The records that follow are to be repeated without alteration.
============================================================
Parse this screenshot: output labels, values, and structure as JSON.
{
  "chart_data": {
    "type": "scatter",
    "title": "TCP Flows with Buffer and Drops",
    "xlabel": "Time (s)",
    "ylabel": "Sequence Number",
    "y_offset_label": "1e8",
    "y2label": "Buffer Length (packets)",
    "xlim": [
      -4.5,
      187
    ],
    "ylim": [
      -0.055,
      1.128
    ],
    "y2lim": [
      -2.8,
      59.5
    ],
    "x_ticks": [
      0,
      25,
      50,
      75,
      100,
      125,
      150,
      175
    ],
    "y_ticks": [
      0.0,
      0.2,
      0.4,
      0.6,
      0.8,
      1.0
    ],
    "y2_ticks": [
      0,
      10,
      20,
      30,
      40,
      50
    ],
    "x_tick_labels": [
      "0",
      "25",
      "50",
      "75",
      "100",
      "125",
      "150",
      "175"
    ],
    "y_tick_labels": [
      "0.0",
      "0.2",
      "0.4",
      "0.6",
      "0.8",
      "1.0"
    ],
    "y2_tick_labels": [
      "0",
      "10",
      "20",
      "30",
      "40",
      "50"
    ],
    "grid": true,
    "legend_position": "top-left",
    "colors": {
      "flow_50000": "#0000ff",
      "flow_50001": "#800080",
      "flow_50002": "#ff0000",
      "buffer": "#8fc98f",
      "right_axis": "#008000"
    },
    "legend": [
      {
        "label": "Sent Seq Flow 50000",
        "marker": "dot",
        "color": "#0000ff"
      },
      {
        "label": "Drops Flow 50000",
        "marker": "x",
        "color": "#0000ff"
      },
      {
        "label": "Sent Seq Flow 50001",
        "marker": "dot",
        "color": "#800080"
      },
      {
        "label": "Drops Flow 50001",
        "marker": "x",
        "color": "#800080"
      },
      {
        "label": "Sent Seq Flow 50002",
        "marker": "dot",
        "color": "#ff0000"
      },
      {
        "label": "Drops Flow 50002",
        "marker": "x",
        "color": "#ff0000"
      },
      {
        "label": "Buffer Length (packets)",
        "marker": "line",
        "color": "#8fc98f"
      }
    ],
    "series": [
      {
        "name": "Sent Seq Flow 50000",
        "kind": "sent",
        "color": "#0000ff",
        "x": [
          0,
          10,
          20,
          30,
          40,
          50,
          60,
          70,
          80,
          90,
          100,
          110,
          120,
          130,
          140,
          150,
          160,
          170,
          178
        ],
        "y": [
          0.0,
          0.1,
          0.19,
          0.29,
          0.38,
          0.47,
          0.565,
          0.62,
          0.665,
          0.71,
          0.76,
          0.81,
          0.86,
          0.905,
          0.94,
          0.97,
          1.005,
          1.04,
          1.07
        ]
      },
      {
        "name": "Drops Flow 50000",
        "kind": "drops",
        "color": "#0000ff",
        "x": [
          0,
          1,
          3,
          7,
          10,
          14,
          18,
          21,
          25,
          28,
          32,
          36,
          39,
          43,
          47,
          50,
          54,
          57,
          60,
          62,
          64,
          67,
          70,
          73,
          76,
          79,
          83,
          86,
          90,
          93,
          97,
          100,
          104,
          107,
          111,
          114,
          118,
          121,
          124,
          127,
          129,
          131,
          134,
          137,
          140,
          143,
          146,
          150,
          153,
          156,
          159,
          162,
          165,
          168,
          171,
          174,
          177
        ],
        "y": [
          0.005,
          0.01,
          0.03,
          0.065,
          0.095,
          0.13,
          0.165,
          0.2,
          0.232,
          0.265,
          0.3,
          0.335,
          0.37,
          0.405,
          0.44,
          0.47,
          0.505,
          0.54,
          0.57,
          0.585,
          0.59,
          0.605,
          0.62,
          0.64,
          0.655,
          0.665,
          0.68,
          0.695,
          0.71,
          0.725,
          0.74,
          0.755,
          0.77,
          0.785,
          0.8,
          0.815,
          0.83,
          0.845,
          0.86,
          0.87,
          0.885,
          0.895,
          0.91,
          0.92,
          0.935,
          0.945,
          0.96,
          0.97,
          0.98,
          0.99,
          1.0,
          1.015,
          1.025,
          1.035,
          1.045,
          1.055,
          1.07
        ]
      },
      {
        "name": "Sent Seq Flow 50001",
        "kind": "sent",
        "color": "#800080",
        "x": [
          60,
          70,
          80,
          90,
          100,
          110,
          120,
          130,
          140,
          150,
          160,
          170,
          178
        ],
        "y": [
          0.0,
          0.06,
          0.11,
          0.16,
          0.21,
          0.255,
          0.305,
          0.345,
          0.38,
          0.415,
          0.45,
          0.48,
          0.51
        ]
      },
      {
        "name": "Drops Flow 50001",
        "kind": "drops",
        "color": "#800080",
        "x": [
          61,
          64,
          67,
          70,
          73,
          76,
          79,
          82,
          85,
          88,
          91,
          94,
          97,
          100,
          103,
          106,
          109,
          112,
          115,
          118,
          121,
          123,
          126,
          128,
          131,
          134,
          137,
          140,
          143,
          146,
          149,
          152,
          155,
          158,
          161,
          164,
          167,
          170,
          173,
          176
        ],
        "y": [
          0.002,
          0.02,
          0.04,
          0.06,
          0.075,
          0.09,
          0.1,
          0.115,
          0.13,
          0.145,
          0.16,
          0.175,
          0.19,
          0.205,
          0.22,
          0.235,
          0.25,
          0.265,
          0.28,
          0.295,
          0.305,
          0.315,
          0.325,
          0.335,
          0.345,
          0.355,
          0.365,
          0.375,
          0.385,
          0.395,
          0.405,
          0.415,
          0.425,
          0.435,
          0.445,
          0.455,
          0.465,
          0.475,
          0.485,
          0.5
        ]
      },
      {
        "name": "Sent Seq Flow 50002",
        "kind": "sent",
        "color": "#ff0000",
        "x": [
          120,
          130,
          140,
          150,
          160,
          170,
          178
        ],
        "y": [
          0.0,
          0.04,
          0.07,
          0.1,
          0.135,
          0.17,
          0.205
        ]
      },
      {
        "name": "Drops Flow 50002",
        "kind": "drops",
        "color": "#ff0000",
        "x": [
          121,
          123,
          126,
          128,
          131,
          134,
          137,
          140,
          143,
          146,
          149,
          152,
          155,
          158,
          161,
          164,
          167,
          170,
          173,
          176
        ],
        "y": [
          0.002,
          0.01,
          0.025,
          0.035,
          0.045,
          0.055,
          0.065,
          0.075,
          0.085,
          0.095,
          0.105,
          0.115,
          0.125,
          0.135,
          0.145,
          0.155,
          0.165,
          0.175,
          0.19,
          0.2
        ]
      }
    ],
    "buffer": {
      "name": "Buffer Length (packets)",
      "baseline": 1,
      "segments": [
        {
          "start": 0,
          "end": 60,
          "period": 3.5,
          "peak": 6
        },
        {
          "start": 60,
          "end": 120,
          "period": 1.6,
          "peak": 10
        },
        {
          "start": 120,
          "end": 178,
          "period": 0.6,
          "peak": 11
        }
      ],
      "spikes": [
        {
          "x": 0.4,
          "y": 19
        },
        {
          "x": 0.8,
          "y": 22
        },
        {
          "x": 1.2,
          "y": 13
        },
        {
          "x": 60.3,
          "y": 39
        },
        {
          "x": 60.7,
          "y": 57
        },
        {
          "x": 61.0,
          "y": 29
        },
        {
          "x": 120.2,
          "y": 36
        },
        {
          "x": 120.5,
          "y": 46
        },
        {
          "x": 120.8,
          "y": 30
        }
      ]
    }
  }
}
============================================================
### PROBLEM SOLUTION
Parse this screenshot: output labels, values, and structure as JSON.
{
  "chart_data": {
    "type": "scatter",
    "title": "TCP Flows with Buffer and Drops",
    "xlabel": "Time (s)",
    "ylabel": "Sequence Number",
    "y_offset_label": "1e8",
    "y2label": "Buffer Length (packets)",
    "xlim": [
      -4.5,
      187
    ],
    "ylim": [
      -0.055,
      1.128
    ],
    "y2lim": [
      -2.8,
      59.5
    ],
    "x_ticks": [
      0,
      25,
      50,
      75,
      100,
      125,
      150,
      175
    ],
    "y_ticks": [
      0.0,
      0.2,
      0.4,
      0.6,
      0.8,
      1.0
    ],
    "y2_ticks": [
      0,
      10,
      20,
      30,
      40,
      50
    ],
    "x_tick_labels": [
      "0",
      "25",
      "50",
      "75",
      "100",
      "125",
      "150",
      "175"
    ],
    "y_tick_labels": [
      "0.0",
      "0.2",
      "0.4",
      "0.6",
      "0.8",
      "1.0"
    ],
    "y2_tick_labels": [
      "0",
      "10",
      "20",
      "30",
      "40",
      "50"
    ],
    "grid": true,
    "legend_position": "top-left",
    "colors": {
      "flow_50000": "#0000ff",
      "flow_50001": "#800080",
      "flow_50002": "#ff0000",
      "buffer": "#8fc98f",
      "right_axis": "#008000"
    },
    "legend": [
      {
        "label": "Sent Seq Flow 50000",
        "marker": "dot",
        "color": "#0000ff"
      },
      {
        "label": "Drops Flow 50000",
        "marker": "x",
        "color": "#0000ff"
      },
      {
        "label": "Sent Seq Flow 50001",
        "marker": "dot",
        "color": "#800080"
      },
      {
        "label": "Drops Flow 50001",
        "marker": "x",
        "color": "#800080"
      },
      {
        "label": "Sent Seq Flow 50002",
        "marker": "dot",
        "color": "#ff0000"
      },
      {
        "label": "Drops Flow 50002",
        "marker": "x",
        "color": "#ff0000"
      },
      {
        "label": "Buffer Length (packets)",
        "marker": "line",
        "color": "#8fc98f"
      }
    ],
    "series": [
      {
        "name": "Sent Seq Flow 50000",
        "kind": "sent",
        "color": "#0000ff",
        "x": [
          0,
          10,
          20,
          30,
          40,
          50,
          60,
          70,
          80,
          90,
          100,
          110,
          120,
          130,
          140,
          150,
          160,
          170,
          178
        ],
        "y": [
          0.0,
          0.1,
          0.19,
          0.29,
          0.38,
          0.47,
          0.565,
          0.62,
          0.665,
          0.71,
          0.76,
          0.81,
          0.86,
          0.905,
          0.94,
          0.97,
          1.005,
          1.04,
          1.07
        ]
      },
      {
        "name": "Drops Flow 50000",
        "kind": "drops",
        "color": "#0000ff",
        "x": [
          0,
          1,
          3,
          7,
          10,
          14,
          18,
          21,
          25,
          28,
          32,
          36,
          39,
          43,
          47,
          50,
          54,
          57,
          60,
          62,
          64,
          67,
          70,
          73,
          76,
          79,
          83,
          86,
          90,
          93,
          97,
          100,
          104,
          107,
          111,
          114,
          118,
          121,
          124,
          127,
          129,
          131,
          134,
          137,
          140,
          143,
          146,
          150,
          153,
          156,
          159,
          162,
          165,
          168,
          171,
          174,
          177
        ],
        "y": [
          0.005,
          0.01,
          0.03,
          0.065,
          0.095,
          0.13,
          0.165,
          0.2,
          0.232,
          0.265,
          0.3,
          0.335,
          0.37,
          0.405,
          0.44,
          0.47,
          0.505,
          0.54,
          0.57,
          0.585,
          0.59,
          0.605,
          0.62,
          0.64,
          0.655,
          0.665,
          0.68,
          0.695,
          0.71,
          0.725,
          0.74,
          0.755,
          0.77,
          0.785,
          0.8,
          0.815,
          0.83,
          0.845,
          0.86,
          0.87,
          0.885,
          0.895,
          0.91,
          0.92,
          0.935,
          0.945,
          0.96,
          0.97,
          0.98,
          0.99,
          1.0,
          1.015,
          1.025,
          1.035,
          1.045,
          1.055,
          1.07
        ]
      },
      {
        "name": "Sent Seq Flow 50001",
        "kind": "sent",
        "color": "#800080",
        "x": [
          60,
          70,
          80,
          90,
          100,
          110,
          120,
          130,
          140,
          150,
          160,
          170,
          178
        ],
        "y": [
          0.0,
          0.06,
          0.11,
          0.16,
          0.21,
          0.255,
          0.305,
          0.345,
          0.38,
          0.415,
          0.45,
          0.48,
          0.51
        ]
      },
      {
        "name": "Drops Flow 50001",
        "kind": "drops",
        "color": "#800080",
        "x": [
          61,
          64,
          67,
          70,
          73,
          76,
          79,
          82,
          85,
          88,
          91,
          94,
          97,
          100,
          103,
          106,
          109,
          112,
          115,
          118,
          121,
          123,
          126,
          128,
          131,
          134,
          137,
          140,
          143,
          146,
          149,
          152,
          155,
          158,
          161,
          164,
          167,
          170,
          173,
          176
        ],
        "y": [
          0.002,
          0.02,
          0.04,
          0.06,
          0.075,
          0.09,
          0.1,
          0.115,
          0.13,
          0.145,
          0.16,
          0.175,
          0.19,
          0.205,
          0.22,
          0.235,
          0.25,
          0.265,
          0.28,
          0.295,
          0.305,
          0.315,
          0.325,
          0.335,
          0.345,
          0.355,
          0.365,
          0.375,
          0.385,
          0.395,
          0.405,
          0.415,
          0.425,
          0.435,
          0.445,
          0.455,
          0.465,
          0.475,
          0.485,
          0.5
        ]
      },
      {
        "name": "Sent Seq Flow 50002",
        "kind": "sent",
        "color": "#ff0000",
        "x": [
          120,
          130,
          140,
          150,
          160,
          170,
          178
        ],
        "y": [
          0.0,
          0.04,
          0.07,
          0.1,
          0.135,
          0.17,
          0.205
        ]
      },
      {
        "name": "Drops Flow 50002",
        "kind": "drops",
        "color": "#ff0000",
        "x": [
          121,
          123,
          126,
          128,
          131,
          134,
          137,
          140,
          143,
          146,
          149,
          152,
          155,
          158,
          161,
          164,
          167,
          170,
          173,
          176
        ],
        "y": [
          0.002,
          0.01,
          0.025,
          0.035,
          0.045,
          0.055,
          0.065,
          0.075,
          0.085,
          0.095,
          0.105,
          0.115,
          0.125,
          0.135,
          0.145,
          0.155,
          0.165,
          0.175,
          0.19,
          0.2
        ]
      }
    ],
    "buffer": {
      "name": "Buffer Length (packets)",
      "baseline": 1,
      "segments": [
        {
          "start": 0,
          "end": 60,
          "period": 3.5,
          "peak": 6
        },
        {
          "start": 60,
          "end": 120,
          "period": 1.6,
          "peak": 10
        },
        {
          "start": 120,
          "end": 178,
          "period": 0.6,
          "peak": 11
        }
      ],
      "spikes": [
        {
          "x": 0.4,
          "y": 19
        },
        {
          "x": 0.8,
          "y": 22
        },
        {
          "x": 1.2,
          "y": 13
        },
        {
          "x": 60.3,
          "y": 39
        },
        {
          "x": 60.7,
          "y": 57
        },
        {
          "x": 61.0,
          "y": 29
        },
        {
          "x": 120.2,
          "y": 36
        },
        {
          "x": 120.5,
          "y": 46
        },
        {
          "x": 120.8,
          "y": 30
        }
      ]
    }
  }
}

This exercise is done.